Study material:
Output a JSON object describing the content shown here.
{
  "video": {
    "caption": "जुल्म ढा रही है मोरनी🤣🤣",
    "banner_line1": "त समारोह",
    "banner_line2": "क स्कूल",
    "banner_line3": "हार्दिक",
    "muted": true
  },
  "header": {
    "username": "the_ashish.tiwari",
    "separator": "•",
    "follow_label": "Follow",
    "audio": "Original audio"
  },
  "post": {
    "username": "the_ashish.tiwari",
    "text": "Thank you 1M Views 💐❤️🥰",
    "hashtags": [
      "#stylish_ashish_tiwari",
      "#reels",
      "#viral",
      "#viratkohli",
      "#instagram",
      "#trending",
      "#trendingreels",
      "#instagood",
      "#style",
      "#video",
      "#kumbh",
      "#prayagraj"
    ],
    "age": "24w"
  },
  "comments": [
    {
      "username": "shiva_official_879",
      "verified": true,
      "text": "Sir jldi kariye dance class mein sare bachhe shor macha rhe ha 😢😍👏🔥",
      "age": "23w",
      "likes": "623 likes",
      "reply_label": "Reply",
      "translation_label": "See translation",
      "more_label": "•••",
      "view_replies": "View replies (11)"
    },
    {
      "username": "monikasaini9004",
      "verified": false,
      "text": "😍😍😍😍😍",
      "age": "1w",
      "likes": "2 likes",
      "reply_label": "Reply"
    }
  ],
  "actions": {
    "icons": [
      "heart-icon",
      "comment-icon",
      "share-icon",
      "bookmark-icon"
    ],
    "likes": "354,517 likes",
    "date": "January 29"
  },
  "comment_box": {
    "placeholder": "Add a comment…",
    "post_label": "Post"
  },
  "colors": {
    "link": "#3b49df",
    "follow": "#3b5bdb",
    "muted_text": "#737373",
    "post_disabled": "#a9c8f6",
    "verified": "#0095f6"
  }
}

* * *

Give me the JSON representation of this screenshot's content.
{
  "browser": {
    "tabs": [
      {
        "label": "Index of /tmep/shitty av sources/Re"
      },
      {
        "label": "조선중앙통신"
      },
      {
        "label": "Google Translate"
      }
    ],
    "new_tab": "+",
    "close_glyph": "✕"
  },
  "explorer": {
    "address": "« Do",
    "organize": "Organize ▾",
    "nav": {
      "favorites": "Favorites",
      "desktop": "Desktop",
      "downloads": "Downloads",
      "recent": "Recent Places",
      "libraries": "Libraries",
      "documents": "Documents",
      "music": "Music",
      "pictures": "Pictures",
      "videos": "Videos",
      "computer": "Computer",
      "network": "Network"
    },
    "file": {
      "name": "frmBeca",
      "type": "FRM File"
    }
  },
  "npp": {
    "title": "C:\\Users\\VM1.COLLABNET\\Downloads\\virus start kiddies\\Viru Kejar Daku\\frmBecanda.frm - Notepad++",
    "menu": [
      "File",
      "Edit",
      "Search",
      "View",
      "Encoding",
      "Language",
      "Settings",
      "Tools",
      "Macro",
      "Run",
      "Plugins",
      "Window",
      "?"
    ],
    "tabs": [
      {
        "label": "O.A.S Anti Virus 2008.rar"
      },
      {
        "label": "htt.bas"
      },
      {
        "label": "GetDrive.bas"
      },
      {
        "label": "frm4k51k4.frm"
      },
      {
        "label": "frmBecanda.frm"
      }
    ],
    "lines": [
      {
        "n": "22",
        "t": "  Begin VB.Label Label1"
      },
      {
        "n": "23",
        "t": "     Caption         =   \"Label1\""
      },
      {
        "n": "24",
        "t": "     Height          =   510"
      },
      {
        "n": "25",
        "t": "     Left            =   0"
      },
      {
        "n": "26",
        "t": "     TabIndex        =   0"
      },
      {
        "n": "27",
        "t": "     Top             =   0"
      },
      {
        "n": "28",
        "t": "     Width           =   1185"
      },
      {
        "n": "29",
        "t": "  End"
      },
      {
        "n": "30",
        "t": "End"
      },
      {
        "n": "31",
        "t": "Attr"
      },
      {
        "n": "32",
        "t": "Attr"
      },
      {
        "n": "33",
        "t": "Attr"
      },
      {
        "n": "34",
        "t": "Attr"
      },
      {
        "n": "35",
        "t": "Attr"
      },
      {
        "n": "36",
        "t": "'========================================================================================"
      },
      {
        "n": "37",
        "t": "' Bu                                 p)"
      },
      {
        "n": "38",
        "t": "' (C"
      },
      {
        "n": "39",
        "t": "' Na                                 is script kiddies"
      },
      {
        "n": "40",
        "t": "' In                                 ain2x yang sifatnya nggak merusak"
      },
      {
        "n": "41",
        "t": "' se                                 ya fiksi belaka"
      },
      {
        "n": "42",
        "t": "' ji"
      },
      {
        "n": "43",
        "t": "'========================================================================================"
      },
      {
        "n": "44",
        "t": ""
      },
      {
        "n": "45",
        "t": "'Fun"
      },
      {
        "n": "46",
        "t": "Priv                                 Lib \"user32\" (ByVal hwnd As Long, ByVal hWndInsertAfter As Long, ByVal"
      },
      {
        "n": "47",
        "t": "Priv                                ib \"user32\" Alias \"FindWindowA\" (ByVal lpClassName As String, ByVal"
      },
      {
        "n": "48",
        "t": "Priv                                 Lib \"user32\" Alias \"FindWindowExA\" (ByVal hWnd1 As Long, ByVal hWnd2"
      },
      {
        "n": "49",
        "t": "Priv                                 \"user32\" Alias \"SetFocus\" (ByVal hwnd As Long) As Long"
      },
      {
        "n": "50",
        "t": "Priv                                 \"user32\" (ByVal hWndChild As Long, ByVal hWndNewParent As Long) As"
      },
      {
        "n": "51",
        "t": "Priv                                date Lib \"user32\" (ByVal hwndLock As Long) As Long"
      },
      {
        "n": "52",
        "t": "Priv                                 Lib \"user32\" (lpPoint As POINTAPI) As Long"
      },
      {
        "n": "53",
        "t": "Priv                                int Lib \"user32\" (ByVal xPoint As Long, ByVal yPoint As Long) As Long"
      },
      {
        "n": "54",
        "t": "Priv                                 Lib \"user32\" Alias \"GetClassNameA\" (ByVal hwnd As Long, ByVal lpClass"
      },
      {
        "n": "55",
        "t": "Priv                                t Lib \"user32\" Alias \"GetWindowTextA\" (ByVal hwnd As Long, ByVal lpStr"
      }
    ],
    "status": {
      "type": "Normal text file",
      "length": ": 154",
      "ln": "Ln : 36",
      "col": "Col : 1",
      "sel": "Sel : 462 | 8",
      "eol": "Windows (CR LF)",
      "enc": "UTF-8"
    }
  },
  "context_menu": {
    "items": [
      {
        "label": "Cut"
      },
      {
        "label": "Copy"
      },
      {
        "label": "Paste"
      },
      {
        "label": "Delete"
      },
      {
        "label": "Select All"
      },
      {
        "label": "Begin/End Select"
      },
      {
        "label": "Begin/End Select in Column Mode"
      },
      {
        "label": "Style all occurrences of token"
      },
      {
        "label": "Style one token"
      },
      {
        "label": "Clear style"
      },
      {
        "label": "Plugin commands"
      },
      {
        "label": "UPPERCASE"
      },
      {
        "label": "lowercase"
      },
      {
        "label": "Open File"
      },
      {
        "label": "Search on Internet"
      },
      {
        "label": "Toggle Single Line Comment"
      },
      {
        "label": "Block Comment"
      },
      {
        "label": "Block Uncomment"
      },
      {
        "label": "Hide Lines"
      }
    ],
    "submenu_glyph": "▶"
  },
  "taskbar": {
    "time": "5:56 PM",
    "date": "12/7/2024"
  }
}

Description of the task:
Pull out each line of the listing that holds the string "username".

Answer to this exercise:
    "username": "the_ashish.tiwari",
    "username": "the_ashish.tiwari",
      "username": "shiva_official_879",
      "username": "monikasaini9004",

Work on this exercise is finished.